* start INPUT MATERIAL *

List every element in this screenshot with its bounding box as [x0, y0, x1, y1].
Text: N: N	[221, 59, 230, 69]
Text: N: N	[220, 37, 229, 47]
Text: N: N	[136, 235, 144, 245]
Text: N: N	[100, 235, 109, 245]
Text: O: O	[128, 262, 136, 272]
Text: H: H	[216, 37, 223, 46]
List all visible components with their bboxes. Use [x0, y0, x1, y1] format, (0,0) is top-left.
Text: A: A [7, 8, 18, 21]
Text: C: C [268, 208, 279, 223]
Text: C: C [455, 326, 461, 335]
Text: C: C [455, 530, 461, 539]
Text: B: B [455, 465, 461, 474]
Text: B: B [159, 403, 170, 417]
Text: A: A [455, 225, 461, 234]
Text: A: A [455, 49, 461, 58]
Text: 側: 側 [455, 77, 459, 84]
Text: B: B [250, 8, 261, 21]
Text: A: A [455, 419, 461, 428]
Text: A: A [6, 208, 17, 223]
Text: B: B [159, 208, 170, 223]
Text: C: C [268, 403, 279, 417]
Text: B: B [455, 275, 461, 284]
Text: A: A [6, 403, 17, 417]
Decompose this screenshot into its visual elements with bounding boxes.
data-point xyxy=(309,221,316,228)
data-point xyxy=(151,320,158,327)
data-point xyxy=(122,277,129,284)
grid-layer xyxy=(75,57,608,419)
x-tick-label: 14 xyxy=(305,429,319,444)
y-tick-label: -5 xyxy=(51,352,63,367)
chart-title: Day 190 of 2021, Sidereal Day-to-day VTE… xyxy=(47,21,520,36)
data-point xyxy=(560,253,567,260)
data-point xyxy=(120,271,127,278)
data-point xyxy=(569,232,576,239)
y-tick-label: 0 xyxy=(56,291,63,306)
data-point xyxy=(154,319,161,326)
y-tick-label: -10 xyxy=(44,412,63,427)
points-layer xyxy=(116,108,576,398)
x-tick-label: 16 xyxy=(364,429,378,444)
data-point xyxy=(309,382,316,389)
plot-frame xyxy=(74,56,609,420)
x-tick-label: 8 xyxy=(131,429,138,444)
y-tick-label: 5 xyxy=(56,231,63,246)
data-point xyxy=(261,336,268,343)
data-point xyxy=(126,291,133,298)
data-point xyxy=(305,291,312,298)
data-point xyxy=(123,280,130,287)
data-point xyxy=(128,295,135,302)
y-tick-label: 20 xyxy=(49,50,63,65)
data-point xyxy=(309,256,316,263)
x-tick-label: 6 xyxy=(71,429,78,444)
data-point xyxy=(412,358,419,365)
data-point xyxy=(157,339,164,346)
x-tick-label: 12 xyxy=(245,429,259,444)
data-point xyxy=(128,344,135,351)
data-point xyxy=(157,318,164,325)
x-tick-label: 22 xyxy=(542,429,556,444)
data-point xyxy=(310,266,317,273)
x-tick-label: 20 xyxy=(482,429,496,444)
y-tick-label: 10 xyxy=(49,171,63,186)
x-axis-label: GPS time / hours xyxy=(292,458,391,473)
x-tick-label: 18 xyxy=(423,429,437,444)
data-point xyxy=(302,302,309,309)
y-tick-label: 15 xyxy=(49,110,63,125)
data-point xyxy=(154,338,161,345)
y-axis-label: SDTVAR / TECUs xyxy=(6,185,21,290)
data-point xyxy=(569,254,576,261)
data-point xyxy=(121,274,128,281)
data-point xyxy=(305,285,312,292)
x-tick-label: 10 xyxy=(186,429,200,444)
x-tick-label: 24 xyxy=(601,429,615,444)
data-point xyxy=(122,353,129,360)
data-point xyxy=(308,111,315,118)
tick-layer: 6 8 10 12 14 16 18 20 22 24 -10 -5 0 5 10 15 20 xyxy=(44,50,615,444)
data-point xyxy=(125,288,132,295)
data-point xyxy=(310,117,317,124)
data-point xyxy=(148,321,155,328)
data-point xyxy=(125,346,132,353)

* end INPUT MATERIAL *
* start INPUT MATERIAL *

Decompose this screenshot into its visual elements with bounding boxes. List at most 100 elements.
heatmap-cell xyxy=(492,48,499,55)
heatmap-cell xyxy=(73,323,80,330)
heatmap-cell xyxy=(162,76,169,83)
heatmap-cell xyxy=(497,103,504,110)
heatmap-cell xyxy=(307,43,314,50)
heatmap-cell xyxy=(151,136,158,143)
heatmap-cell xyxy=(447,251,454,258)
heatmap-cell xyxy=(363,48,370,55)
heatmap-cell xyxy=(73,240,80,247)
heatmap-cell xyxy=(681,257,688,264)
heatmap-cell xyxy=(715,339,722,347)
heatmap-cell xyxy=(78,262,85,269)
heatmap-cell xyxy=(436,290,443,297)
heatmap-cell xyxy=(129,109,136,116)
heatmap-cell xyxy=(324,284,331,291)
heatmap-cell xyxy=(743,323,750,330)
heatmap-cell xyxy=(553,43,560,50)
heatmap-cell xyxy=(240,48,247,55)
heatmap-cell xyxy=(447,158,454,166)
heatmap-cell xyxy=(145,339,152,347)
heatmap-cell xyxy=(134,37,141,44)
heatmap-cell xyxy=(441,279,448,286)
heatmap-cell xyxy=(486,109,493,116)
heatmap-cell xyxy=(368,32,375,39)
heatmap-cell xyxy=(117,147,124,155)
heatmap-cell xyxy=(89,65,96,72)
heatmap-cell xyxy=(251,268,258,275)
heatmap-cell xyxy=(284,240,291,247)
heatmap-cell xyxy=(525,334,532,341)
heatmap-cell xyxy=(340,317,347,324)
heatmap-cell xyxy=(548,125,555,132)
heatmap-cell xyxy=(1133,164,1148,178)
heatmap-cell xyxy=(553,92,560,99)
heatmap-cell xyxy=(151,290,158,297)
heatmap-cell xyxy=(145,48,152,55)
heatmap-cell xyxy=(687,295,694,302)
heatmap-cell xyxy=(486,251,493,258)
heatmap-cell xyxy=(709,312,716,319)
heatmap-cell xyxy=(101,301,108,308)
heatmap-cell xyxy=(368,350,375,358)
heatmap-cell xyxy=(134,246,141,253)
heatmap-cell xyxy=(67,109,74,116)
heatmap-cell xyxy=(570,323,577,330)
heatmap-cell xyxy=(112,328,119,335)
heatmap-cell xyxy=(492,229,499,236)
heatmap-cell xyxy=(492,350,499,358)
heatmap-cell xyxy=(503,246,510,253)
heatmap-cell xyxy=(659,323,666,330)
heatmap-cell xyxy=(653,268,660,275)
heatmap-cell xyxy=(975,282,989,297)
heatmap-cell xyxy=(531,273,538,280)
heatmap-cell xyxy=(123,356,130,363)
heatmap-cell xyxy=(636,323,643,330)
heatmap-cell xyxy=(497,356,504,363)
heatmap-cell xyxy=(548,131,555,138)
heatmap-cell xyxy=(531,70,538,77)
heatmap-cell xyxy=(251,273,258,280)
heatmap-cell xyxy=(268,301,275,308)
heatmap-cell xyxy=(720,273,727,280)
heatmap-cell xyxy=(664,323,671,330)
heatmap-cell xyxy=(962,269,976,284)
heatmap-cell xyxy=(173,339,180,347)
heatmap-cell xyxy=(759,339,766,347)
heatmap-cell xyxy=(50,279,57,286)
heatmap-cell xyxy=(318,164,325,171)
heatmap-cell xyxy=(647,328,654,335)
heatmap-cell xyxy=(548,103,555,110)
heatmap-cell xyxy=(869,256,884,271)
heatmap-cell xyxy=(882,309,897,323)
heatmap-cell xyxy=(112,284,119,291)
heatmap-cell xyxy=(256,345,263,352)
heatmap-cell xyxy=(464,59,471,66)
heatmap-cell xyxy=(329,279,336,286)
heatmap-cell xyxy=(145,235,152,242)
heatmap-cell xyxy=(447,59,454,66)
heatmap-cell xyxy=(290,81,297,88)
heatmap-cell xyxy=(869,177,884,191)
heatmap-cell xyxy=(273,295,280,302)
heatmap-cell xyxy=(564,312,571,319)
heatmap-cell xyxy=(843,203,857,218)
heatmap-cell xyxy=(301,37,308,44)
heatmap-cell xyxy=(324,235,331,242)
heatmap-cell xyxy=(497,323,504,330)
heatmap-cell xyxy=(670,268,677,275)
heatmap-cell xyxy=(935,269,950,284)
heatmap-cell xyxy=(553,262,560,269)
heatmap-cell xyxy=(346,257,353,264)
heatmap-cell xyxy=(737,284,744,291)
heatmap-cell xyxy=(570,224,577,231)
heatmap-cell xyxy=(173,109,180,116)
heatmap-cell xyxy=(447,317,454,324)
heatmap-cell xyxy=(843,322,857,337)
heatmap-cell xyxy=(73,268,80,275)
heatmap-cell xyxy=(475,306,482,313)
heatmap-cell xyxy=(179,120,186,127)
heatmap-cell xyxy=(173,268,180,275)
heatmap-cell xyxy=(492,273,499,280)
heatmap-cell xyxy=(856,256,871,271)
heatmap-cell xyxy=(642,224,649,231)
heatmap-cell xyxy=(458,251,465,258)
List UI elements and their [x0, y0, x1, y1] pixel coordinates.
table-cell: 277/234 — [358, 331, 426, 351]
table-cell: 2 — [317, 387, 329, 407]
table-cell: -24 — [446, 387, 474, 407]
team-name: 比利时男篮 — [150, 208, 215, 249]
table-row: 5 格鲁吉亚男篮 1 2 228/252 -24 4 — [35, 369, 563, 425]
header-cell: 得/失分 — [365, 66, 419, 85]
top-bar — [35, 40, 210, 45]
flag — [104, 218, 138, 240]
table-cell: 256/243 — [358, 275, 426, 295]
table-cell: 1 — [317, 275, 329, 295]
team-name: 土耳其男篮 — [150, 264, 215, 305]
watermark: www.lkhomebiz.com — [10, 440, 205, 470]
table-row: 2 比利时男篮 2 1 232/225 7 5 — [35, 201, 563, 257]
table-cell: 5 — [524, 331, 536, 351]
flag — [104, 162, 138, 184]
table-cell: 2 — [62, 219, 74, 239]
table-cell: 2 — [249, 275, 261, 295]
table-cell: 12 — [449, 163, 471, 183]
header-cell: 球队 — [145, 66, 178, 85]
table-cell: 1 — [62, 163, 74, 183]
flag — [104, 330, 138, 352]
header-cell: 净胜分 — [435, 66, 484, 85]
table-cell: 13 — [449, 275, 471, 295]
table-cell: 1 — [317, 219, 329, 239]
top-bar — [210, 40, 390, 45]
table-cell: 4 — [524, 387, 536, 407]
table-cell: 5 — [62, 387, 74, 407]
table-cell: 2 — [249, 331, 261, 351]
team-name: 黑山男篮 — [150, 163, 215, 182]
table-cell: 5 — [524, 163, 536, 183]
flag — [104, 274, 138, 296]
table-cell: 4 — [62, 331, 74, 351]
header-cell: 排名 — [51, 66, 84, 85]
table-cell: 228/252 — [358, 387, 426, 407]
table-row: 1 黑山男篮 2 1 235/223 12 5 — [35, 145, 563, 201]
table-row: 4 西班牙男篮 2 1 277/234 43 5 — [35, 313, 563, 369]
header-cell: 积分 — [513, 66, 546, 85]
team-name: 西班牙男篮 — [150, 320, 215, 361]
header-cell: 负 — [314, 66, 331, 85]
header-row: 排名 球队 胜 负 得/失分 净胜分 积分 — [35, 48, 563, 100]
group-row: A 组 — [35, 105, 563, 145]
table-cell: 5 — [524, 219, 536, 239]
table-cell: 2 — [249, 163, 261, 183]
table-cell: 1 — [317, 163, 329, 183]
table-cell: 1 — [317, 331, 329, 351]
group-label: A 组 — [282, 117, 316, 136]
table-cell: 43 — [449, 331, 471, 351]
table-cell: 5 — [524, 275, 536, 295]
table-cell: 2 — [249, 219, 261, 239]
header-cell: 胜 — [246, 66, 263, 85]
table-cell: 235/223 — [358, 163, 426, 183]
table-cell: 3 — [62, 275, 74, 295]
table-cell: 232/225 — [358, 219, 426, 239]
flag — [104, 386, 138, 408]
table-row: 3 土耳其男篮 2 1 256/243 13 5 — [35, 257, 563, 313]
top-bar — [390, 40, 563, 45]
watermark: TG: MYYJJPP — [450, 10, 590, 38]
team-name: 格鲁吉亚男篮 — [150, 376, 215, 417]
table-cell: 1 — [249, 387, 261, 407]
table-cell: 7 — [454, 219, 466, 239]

* end INPUT MATERIAL *

== TASK INSTRUCTIONS ==
How many lines in the material above contain the string "黑山男篮"? Case counts. Reply with the number only.

== REPLY ==
2